[Begin DOCUMENT EXTRACT]

Why a Debtor’s Revolt Would Work

Once all the TARPs are tidied up and the quarterly profits no longer a revelation, American consumers will still be swaddled in debt.  What’s to stop them from just walking away from it–and who’s to say, if the banks keep this kind of behavior up, we don’t want them to?

In The Holy Grail of Macroeconomics, an account of post-bubble Japan, Richard C. Koo illustrates that highly-indebted corporations with depressed asset holdings and a positive cash flow will embark on sustained debt repayment until their balance sheets are healthy once again. He argues that this happened in Japan over the last two decades and also happened in the U.S. over the four years of the Great Depression. This ongoing debt repayment created decades of economic stagnation, particularly because the fiscal response was so fitful and inconsistently applied.

But does it follow that sustained debt repayment will be the response of a household sector in the U.S. with destroyed asset holdings and high debt? To our way of thinking, it is unclear. This is especially the case with respect to mortgage indebtedness; U. S. households have non-recourse mortgage loans and can walk away from their debts rather than pay them down.

[End DOCUMENT EXTRACT]

§ GIVEN TASK 1: In the rows, give the lines from the line with "svg-text:PU/WH: PU/WH: [1007, 669, 1040, 680]" to the line with "svg-text:C361: C361: [755, 647, 780, 659]" again, replacing "wire" with "cable" and changing nothing else.

[Begin EXTRACTED INFORMATION]

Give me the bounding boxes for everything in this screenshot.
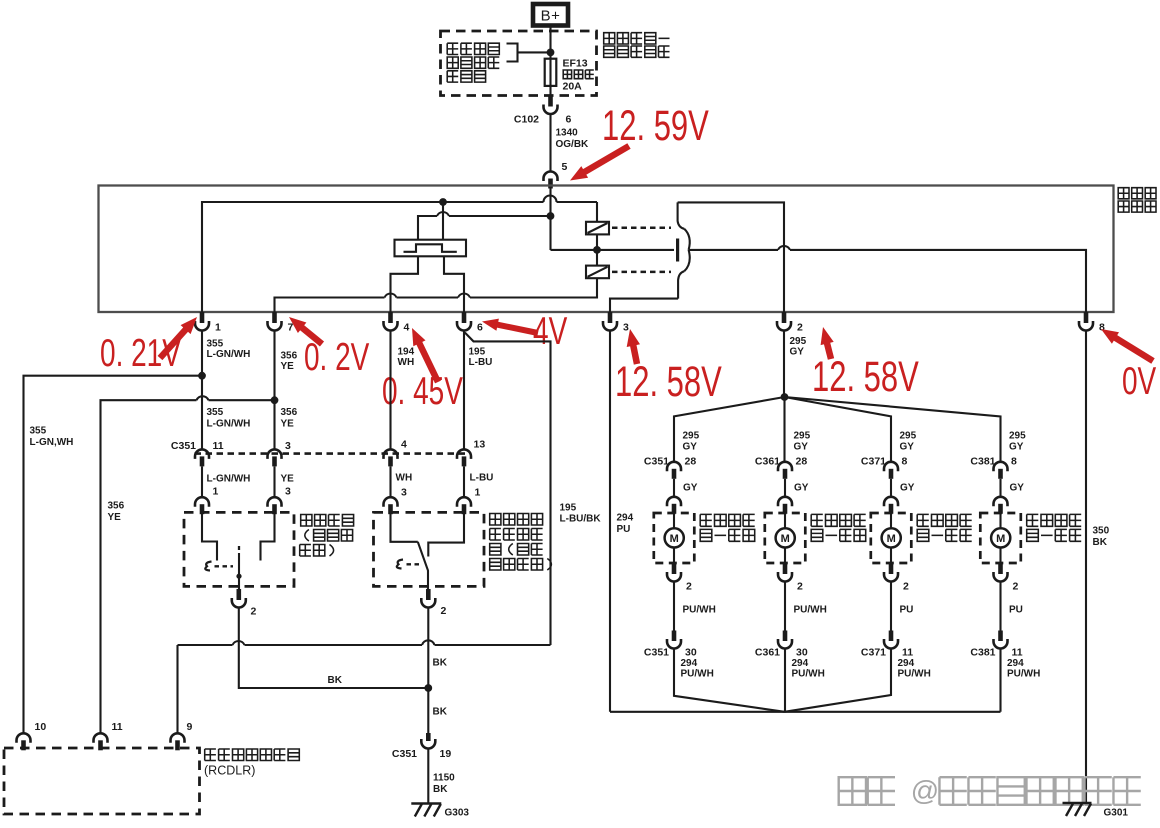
svg-text:PU/WH: PU/WH: [1007, 669, 1040, 680]
svg-text:13: 13: [474, 439, 486, 451]
svg-text:L-BU: L-BU: [469, 357, 493, 368]
wire GY 左后: [890, 479, 892, 498]
svg-text:350: 350: [1093, 526, 1110, 537]
svg-text:C361: C361: [755, 647, 780, 659]
wire 295 GY pin2 to fanout: [783, 331, 785, 398]
svg-text:C351: C351: [644, 647, 669, 659]
connector RCDLR pin 10: [17, 733, 31, 742]
relay actuation dashed link upper: [612, 226, 671, 229]
lock mode switch box: [395, 240, 467, 257]
wire RCDLR pin 9 riser: [176, 645, 178, 733]
svg-text:L-GN/WH: L-GN/WH: [207, 349, 251, 360]
svg-text:195: 195: [469, 347, 486, 358]
svg-text:GY: GY: [900, 483, 915, 494]
wire lock switch output BK: [239, 607, 428, 688]
ground G301: [1063, 802, 1092, 805]
wire fan to actuator RR: [785, 397, 1001, 462]
wire pin 3 riser to lower contact: [610, 299, 678, 312]
svg-text:11: 11: [902, 647, 913, 659]
svg-text:11: 11: [1012, 647, 1023, 659]
hop of top bus over pin5 riser: [544, 196, 557, 203]
svg-text:3: 3: [285, 486, 291, 498]
relay armature upper: [684, 229, 690, 250]
wire 356 pin7 down to C351: [273, 331, 275, 451]
red annotation 4V: [533, 310, 568, 354]
svg-text:GY: GY: [683, 483, 698, 494]
svg-text:BK: BK: [433, 707, 448, 718]
svg-text:294: 294: [792, 658, 809, 669]
svg-text:295: 295: [794, 431, 811, 442]
svg-text:C351: C351: [171, 440, 196, 452]
lock switch right contact: [261, 512, 275, 560]
label 车门执行 右后 line 1: [1027, 514, 1039, 526]
svg-text:0. 2V: 0. 2V: [304, 336, 370, 380]
svg-text:C371: C371: [861, 647, 886, 659]
svg-text:PU/WH: PU/WH: [794, 605, 827, 616]
motor M 右前: [776, 528, 795, 547]
wires actuators to collector: [674, 649, 1001, 712]
svg-text:355: 355: [30, 426, 47, 437]
relay armature lower: [684, 250, 690, 271]
label 遥控门锁接收器: [205, 749, 216, 761]
hop pin8 bus over pin2 riser: [778, 246, 790, 250]
connector actuator pin 2 右前: [783, 563, 788, 574]
svg-text:YE: YE: [281, 361, 295, 372]
label 器 右前 line 2: [811, 529, 823, 541]
wire 355 branch to RCDLR pin 10: [24, 376, 203, 733]
connector lock switch pin 2: [237, 589, 242, 600]
svg-text:2: 2: [686, 581, 692, 593]
svg-text:GY: GY: [900, 442, 915, 453]
hop link over passenger output: [233, 641, 245, 645]
svg-text:C351: C351: [392, 748, 417, 760]
svg-text:C351: C351: [644, 456, 669, 468]
svg-text:GY: GY: [794, 483, 809, 494]
junction dot coil riser on common bus: [593, 246, 601, 254]
connector driver switch pin 3: [384, 497, 398, 506]
red arrow for 12.58V left: [633, 344, 637, 364]
svg-text:GY: GY: [1010, 483, 1025, 494]
battery feed B+ terminal: [533, 4, 568, 26]
svg-text:11: 11: [112, 721, 123, 733]
wire common bus to pin 8: [689, 250, 1086, 312]
relay coil K1 upper: [596, 202, 598, 222]
door actuator dashed box 左前: [654, 513, 695, 563]
bracket link to distribution note: [507, 44, 551, 62]
connector C351 pin 13: [457, 449, 471, 458]
connector driver switch pin 1: [457, 497, 471, 506]
svg-text:4: 4: [404, 322, 410, 334]
svg-text:3: 3: [285, 440, 291, 452]
motor M 左前: [665, 528, 684, 547]
connector C381 pin 8: [994, 462, 1008, 472]
svg-text:2: 2: [903, 581, 909, 593]
svg-text:BK: BK: [433, 784, 448, 795]
svg-text:C361: C361: [755, 456, 780, 468]
svg-text:295: 295: [1009, 431, 1026, 442]
svg-text:2: 2: [441, 605, 447, 617]
svg-text:G303: G303: [445, 808, 470, 819]
wire GY 左前: [673, 479, 675, 498]
svg-text:19: 19: [440, 748, 452, 760]
svg-text:294: 294: [898, 658, 915, 669]
svg-text:1150: 1150: [433, 773, 455, 784]
wire PU 左前: [673, 582, 675, 631]
svg-text:3: 3: [401, 487, 407, 499]
svg-text:C381: C381: [970, 456, 995, 468]
connector RCDLR pin 11: [94, 733, 108, 742]
wire fan to actuator RF: [783, 397, 785, 462]
junction dot on B+ wire: [547, 49, 555, 57]
svg-text:2: 2: [1013, 581, 1019, 593]
label 中央门锁 line 1: [490, 514, 501, 526]
wire 356 branch to RCDLR pin 11: [101, 400, 275, 733]
svg-text:1: 1: [213, 486, 219, 498]
red arrow for 0.21V: [160, 328, 187, 358]
connector C351 pin 3: [268, 449, 282, 458]
lock switch pole dashed link: [238, 546, 240, 553]
svg-text:2: 2: [797, 581, 803, 593]
red annotation 12.58V left: [615, 357, 722, 405]
wire C351-11 to lock switch: [201, 467, 203, 498]
label 锁装置 (lock unit) line 2: [1118, 201, 1129, 212]
wire 195 branch to L-BU/BK: [465, 333, 551, 646]
connector C351 pin 4: [384, 449, 398, 458]
red arrow for 0.45V: [419, 342, 439, 383]
red annotation 0.21V: [100, 332, 181, 376]
driver switch lever: [418, 542, 428, 589]
red arrow for 0V: [1114, 337, 1153, 361]
svg-text:0V: 0V: [1122, 360, 1157, 404]
driver switch throw dashed: [407, 563, 422, 565]
svg-text:5: 5: [562, 161, 568, 173]
svg-text:L-BU: L-BU: [470, 473, 494, 484]
wire driver switch output BK: [427, 607, 429, 733]
label 器 左后 line 2: [917, 529, 929, 541]
wire pin7 riser to coil bus: [275, 278, 598, 312]
connector RCDLR pin 9: [171, 733, 185, 742]
wire into motor 左前: [673, 513, 675, 528]
wire switch to pin 4: [391, 256, 419, 312]
motor M 右后: [991, 528, 1010, 547]
connector driver switch pin 2: [426, 589, 431, 600]
label 门锁开关 line 1: [301, 515, 312, 527]
label 线路系统 (power distribution schematic) line 1: [447, 43, 458, 54]
svg-text:356: 356: [281, 351, 298, 362]
motor M 左后: [882, 528, 901, 547]
label 器 右后 line 2: [1027, 529, 1039, 541]
wire PU 右后: [999, 582, 1001, 631]
svg-text:194: 194: [398, 347, 415, 358]
wire 195 pin6 down to C351: [463, 331, 465, 451]
svg-text:@: @: [911, 775, 939, 806]
svg-text:PU: PU: [900, 605, 914, 616]
svg-text:C381: C381: [970, 647, 995, 659]
door lock switch passenger dashed box: [184, 512, 294, 586]
hop link over driver output: [422, 640, 435, 645]
wire out of motor 右后: [999, 548, 1001, 564]
red annotation 0V: [1122, 360, 1157, 404]
svg-text:OG/BK: OG/BK: [556, 139, 590, 150]
wire switch drop from top bus: [442, 202, 444, 240]
svg-text:295: 295: [900, 431, 917, 442]
svg-text:8: 8: [1011, 456, 1017, 468]
svg-text:294: 294: [681, 658, 698, 669]
watermark 头条@汽修技师众微联: [839, 777, 866, 805]
svg-text:YE: YE: [281, 419, 295, 430]
relay actuation dashed link lower: [612, 271, 671, 274]
hop 356 branch over 355 wire: [197, 396, 209, 400]
svg-text:0. 21V: 0. 21V: [100, 332, 181, 376]
junction dot on 356 wire: [271, 396, 279, 404]
svg-text:BK: BK: [328, 675, 343, 686]
svg-text:1: 1: [475, 487, 481, 499]
driver switch throw curl: [397, 560, 403, 569]
label 关驾驶 line 3: [490, 544, 501, 556]
svg-text:6: 6: [477, 322, 483, 334]
wire mid bus to lock switch: [418, 216, 551, 240]
label 保险丝盒- (fuse box) line 1: [604, 33, 615, 44]
wire 1150 to ground: [427, 749, 429, 804]
svg-text:M: M: [887, 533, 896, 545]
svg-text:(RCDLR): (RCDLR): [204, 764, 255, 778]
wire PU 左后: [890, 582, 892, 631]
svg-text:L-BU/BK: L-BU/BK: [560, 514, 602, 525]
connector actuator pin 2 右后: [998, 563, 1003, 574]
svg-text:30: 30: [685, 647, 697, 659]
svg-text:B+: B+: [541, 8, 561, 25]
connector C351 pin 11: [195, 449, 209, 458]
wire 1340 OG/BK: [549, 114, 551, 172]
svg-text:356: 356: [281, 407, 298, 418]
wire 294 PU pin3 to collector: [609, 331, 611, 712]
connector C102 pin 6: [548, 96, 553, 107]
svg-text:C102: C102: [514, 114, 539, 126]
svg-text:M: M: [996, 533, 1005, 545]
wire out of motor 左后: [890, 548, 892, 564]
wire into motor 左后: [890, 513, 892, 528]
connector pin 1 of central lock unit: [200, 312, 205, 323]
svg-text:G301: G301: [1104, 808, 1129, 819]
wire 350 BK pin8 to ground G301: [1085, 331, 1087, 803]
svg-text:EF13: EF13: [563, 58, 588, 70]
label 员座车门 line 4: [490, 559, 501, 571]
svg-text:2: 2: [251, 606, 257, 618]
svg-text:YE: YE: [108, 512, 122, 523]
connector lock switch pin 1: [195, 497, 209, 506]
wire C351-4 to driver switch: [389, 467, 391, 498]
red arrow for 0.2V: [301, 327, 322, 345]
connector C351 pin 30: [672, 631, 677, 642]
svg-text:C371: C371: [861, 456, 886, 468]
wire 195 link to RCDLR pin 9: [178, 644, 551, 646]
svg-text:355: 355: [207, 339, 224, 350]
fuse EF13 20A: [549, 59, 551, 86]
svg-text:L-GN/WH: L-GN/WH: [207, 474, 251, 485]
wire into motor 右后: [999, 513, 1001, 528]
red annotation 0.2V: [304, 336, 370, 380]
hop coil bus over pin4 wire: [385, 294, 397, 298]
connector actuator pin 1 左前: [667, 497, 681, 507]
label 中的配电 line 2: [447, 57, 458, 68]
lock switch pole: [238, 553, 240, 589]
label 车门执行 左后 line 1: [917, 514, 929, 526]
svg-text:356: 356: [108, 501, 125, 512]
label 示意图 line 3: [447, 71, 458, 82]
svg-text:GY: GY: [1009, 442, 1024, 453]
label 和防盗开 line 2: [490, 529, 501, 541]
driver lock switch dashed box: [374, 512, 485, 586]
svg-text:295: 295: [790, 336, 807, 347]
red arrow for 12.59V: [583, 146, 629, 173]
wire out of motor 左前: [673, 548, 675, 564]
central door lock unit box 中央门锁装置: [99, 186, 1114, 313]
svg-text:BK: BK: [1093, 537, 1108, 548]
red annotation 12.59V: [602, 101, 709, 149]
wire C351-3 to lock switch: [273, 467, 275, 498]
driver switch left contact: [391, 512, 418, 541]
connector pin 8 of central lock unit: [1084, 312, 1089, 323]
connector pin 4 of central lock unit: [388, 312, 393, 323]
hop coil bus over pin6 wire: [458, 294, 470, 298]
svg-text:195: 195: [560, 503, 577, 514]
wire common bus from pin5: [551, 249, 675, 251]
lock mode switch contacts: [404, 244, 457, 252]
connector C371 pin 8: [884, 462, 898, 472]
connector pin 2 of central lock unit: [782, 312, 787, 323]
svg-text:295: 295: [683, 431, 700, 442]
connector actuator pin 1 右后: [994, 497, 1008, 507]
wire upper contact to pin 2: [678, 202, 784, 312]
label 车门执行 右前 line 1: [811, 514, 823, 526]
svg-text:9: 9: [187, 721, 193, 733]
red annotation 12.58V right: [812, 352, 919, 400]
svg-text:0. 45V: 0. 45V: [382, 370, 463, 414]
svg-text:WH: WH: [398, 357, 415, 368]
svg-text:12. 59V: 12. 59V: [602, 101, 709, 149]
label 发动机罩下 (under hood) line 2: [604, 46, 615, 57]
red arrow for 12.58V right: [827, 342, 831, 359]
svg-text:PU: PU: [617, 524, 631, 535]
wire PU 右前: [784, 582, 786, 631]
svg-text:M: M: [670, 533, 679, 545]
wire fan to actuator LR: [785, 397, 892, 462]
label 车门执行 左前 line 1: [700, 514, 712, 526]
wire 194 pin4 down to C351: [389, 331, 391, 451]
connector pin 6 of central lock unit: [462, 312, 467, 323]
connector pin 7 of central lock unit: [272, 312, 277, 323]
svg-text:294: 294: [617, 513, 634, 524]
svg-text:PU/WH: PU/WH: [683, 605, 716, 616]
hop of mid bus over switch drop: [437, 212, 449, 216]
connector actuator pin 1 左后: [884, 497, 898, 507]
connector actuator pin 2 左前: [672, 563, 677, 574]
connector actuator pin 1 右前: [778, 497, 792, 507]
wire out of motor 右前: [784, 548, 786, 564]
lock switch pivot dot: [236, 574, 241, 579]
svg-text:28: 28: [796, 456, 808, 468]
svg-text:M: M: [781, 533, 790, 545]
connector C351 dashed boundary: [195, 452, 469, 455]
wire pin1 riser and top bus: [202, 202, 597, 312]
relay contact pole bar: [676, 239, 679, 262]
relay coil K2 lower: [586, 266, 609, 279]
svg-text:PU/WH: PU/WH: [792, 669, 825, 680]
door actuator dashed box 右前: [765, 513, 806, 563]
connector lock switch pin 3: [268, 497, 282, 506]
wire GY 右后: [999, 479, 1001, 498]
connector C381 pin 11: [998, 631, 1003, 642]
svg-text:20A: 20A: [563, 81, 583, 93]
svg-text:1340: 1340: [556, 128, 579, 139]
svg-text:2: 2: [797, 322, 803, 334]
label 乘客座 line 2: [305, 530, 309, 542]
wire pin5 riser into box: [549, 188, 551, 250]
junction dot fanout: [781, 393, 789, 401]
svg-text:WH: WH: [396, 473, 413, 484]
connector C351 pin 28: [667, 462, 681, 472]
relay contact upper lead to pin2 line: [678, 202, 685, 228]
connector C351 pin 19: [426, 733, 431, 741]
wire 355 pin1 down to C351: [201, 331, 203, 451]
svg-text:8: 8: [902, 456, 908, 468]
connector pin 5 of central lock unit: [544, 172, 558, 181]
svg-text:28: 28: [685, 456, 697, 468]
svg-text:YE: YE: [281, 474, 295, 485]
label 器 左前 line 2: [700, 529, 712, 541]
red arrow for 4V: [496, 324, 538, 333]
label 保险丝 (fuse): [563, 70, 571, 79]
door actuator dashed box 右后: [980, 513, 1021, 563]
wire B+ to fuse box: [549, 26, 551, 59]
svg-text:294: 294: [1007, 658, 1024, 669]
svg-text:L-GN/WH: L-GN/WH: [207, 419, 251, 430]
label 车门 line 3: [300, 545, 311, 557]
relay coil riser between coils: [596, 234, 598, 265]
junction dot BK wires: [424, 684, 432, 692]
wire C351-13 to driver switch: [463, 467, 465, 498]
wire GY 右前: [784, 479, 786, 498]
connector C361 pin 28: [778, 462, 792, 472]
lock switch throw dashed: [215, 565, 234, 567]
svg-text:30: 30: [796, 647, 808, 659]
wire fan to actuator LF: [674, 397, 785, 462]
wire switch to pin 6: [444, 256, 464, 312]
connector actuator pin 2 左后: [889, 563, 894, 574]
junction dot on 355 wire: [198, 372, 206, 380]
svg-text:PU: PU: [1009, 605, 1023, 616]
label 中央门 (central door) line 1: [1118, 188, 1129, 199]
svg-text:GY: GY: [794, 442, 809, 453]
ground G303: [411, 802, 441, 805]
svg-text:BK: BK: [433, 658, 448, 669]
svg-text:355: 355: [207, 407, 224, 418]
wire collector bus: [610, 711, 1001, 713]
svg-text:10: 10: [35, 721, 47, 733]
junction dot top bus to lock switch: [439, 198, 447, 206]
lock switch left contact: [202, 512, 217, 560]
svg-text:6: 6: [566, 114, 572, 126]
svg-text:4: 4: [401, 439, 407, 451]
connector C371 pin 11: [889, 631, 894, 642]
connector C361 pin 30: [783, 631, 788, 642]
svg-text:GY: GY: [790, 347, 805, 358]
svg-text:11: 11: [213, 440, 224, 452]
relay contact lower lead: [678, 271, 684, 298]
connector pin 3 of central lock unit: [608, 312, 613, 323]
svg-text:12. 58V: 12. 58V: [615, 357, 722, 405]
red annotation 0.45V: [382, 370, 463, 414]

[End EXTRACTED INFORMATION]

§ GIVEN TASK 2: Retype the passage of the debtor's revolt article from "Why a Debtor’s" to "want them to?".

§ EXERCISE ANSWER 1:
svg-text:PU/WH: PU/WH: [1007, 669, 1040, 680]
svg-text:13: 13: [474, 439, 486, 451]
svg-text:L-BU: L-BU: [469, 357, 493, 368]
cable GY 左后: [890, 479, 892, 498]
svg-text:350: 350: [1093, 526, 1110, 537]
svg-text:C361: C361: [755, 647, 780, 659]

§ EXERCISE ANSWER 2:
Why a Debtor’s Revolt Would Work

Once all the TARPs are tidied up and the quarterly profits no longer a revelation, American consumers will still be swaddled in debt.  What’s to stop them from just walking away from it–and who’s to say, if the banks keep this kind of behavior up, we don’t want them to?